The problem — Reproduce all records exactly.

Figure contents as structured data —
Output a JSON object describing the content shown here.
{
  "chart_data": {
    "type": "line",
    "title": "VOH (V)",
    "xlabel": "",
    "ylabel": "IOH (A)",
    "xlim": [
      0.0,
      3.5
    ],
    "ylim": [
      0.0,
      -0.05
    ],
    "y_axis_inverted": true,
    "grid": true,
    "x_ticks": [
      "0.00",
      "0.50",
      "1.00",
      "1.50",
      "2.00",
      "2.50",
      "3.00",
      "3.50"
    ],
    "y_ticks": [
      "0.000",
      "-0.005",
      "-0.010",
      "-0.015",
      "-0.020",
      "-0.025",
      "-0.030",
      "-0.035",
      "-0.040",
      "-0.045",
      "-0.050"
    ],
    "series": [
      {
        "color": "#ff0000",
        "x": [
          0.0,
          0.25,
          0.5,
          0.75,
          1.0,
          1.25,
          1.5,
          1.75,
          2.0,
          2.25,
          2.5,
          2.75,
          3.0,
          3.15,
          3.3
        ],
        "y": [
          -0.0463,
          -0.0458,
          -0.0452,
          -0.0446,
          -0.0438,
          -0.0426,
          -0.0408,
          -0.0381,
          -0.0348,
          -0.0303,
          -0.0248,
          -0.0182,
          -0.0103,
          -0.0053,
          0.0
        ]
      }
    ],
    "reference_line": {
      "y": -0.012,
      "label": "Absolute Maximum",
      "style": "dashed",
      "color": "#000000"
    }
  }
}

Correct output —
Output a JSON object describing the content shown here.
{
  "chart_data": {
    "type": "line",
    "title": "VOH (V)",
    "xlabel": "",
    "ylabel": "IOH (A)",
    "xlim": [
      0.0,
      3.5
    ],
    "ylim": [
      0.0,
      -0.05
    ],
    "y_axis_inverted": true,
    "grid": true,
    "x_ticks": [
      "0.00",
      "0.50",
      "1.00",
      "1.50",
      "2.00",
      "2.50",
      "3.00",
      "3.50"
    ],
    "y_ticks": [
      "0.000",
      "-0.005",
      "-0.010",
      "-0.015",
      "-0.020",
      "-0.025",
      "-0.030",
      "-0.035",
      "-0.040",
      "-0.045",
      "-0.050"
    ],
    "series": [
      {
        "color": "#ff0000",
        "x": [
          0.0,
          0.25,
          0.5,
          0.75,
          1.0,
          1.25,
          1.5,
          1.75,
          2.0,
          2.25,
          2.5,
          2.75,
          3.0,
          3.15,
          3.3
        ],
        "y": [
          -0.0463,
          -0.0458,
          -0.0452,
          -0.0446,
          -0.0438,
          -0.0426,
          -0.0408,
          -0.0381,
          -0.0348,
          -0.0303,
          -0.0248,
          -0.0182,
          -0.0103,
          -0.0053,
          0.0
        ]
      }
    ],
    "reference_line": {
      "y": -0.012,
      "label": "Absolute Maximum",
      "style": "dashed",
      "color": "#000000"
    }
  }
}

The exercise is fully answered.